## Entries shown:
= = = =

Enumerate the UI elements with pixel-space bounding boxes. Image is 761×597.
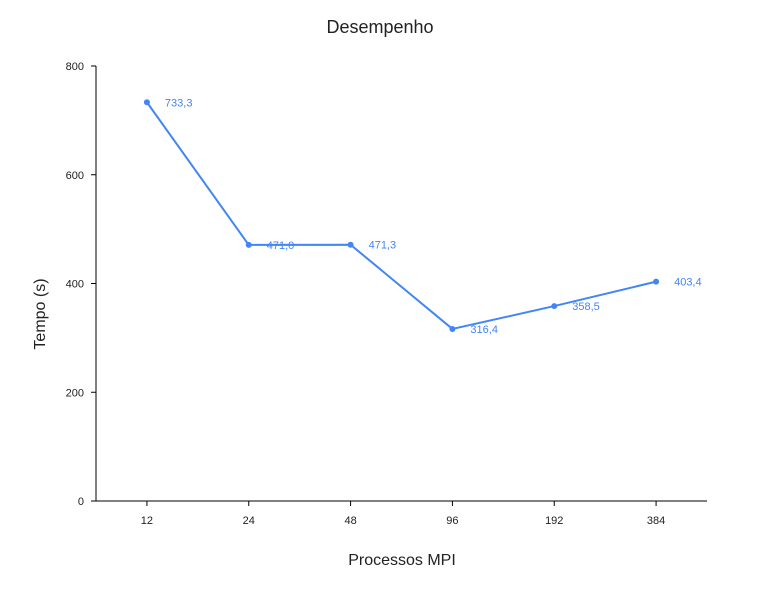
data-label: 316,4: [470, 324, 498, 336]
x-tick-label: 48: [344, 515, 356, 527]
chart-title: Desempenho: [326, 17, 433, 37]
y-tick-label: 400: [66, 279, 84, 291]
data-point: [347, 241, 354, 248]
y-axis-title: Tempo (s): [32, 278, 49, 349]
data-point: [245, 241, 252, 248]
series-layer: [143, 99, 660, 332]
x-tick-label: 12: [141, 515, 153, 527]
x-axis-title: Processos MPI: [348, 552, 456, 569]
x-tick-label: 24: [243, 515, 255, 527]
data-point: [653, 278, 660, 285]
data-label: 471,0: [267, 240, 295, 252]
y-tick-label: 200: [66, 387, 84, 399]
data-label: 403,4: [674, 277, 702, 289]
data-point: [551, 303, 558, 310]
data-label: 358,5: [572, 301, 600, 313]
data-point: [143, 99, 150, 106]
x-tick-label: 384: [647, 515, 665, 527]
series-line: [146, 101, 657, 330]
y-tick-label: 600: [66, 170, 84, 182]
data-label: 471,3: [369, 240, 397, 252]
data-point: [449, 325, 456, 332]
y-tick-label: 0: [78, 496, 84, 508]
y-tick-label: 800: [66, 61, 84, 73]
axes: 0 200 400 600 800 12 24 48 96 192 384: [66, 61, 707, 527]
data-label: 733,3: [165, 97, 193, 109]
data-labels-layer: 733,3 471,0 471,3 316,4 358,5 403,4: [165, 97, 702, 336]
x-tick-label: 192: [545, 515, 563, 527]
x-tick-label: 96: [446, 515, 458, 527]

= = = =

Pull out every line of the records above that contains the string "title".

chart-title: Desempenho: [326, 17, 433, 37]
y-axis-title: Tempo (s): [32, 278, 49, 349]
x-axis-title: Processos MPI: [348, 552, 456, 569]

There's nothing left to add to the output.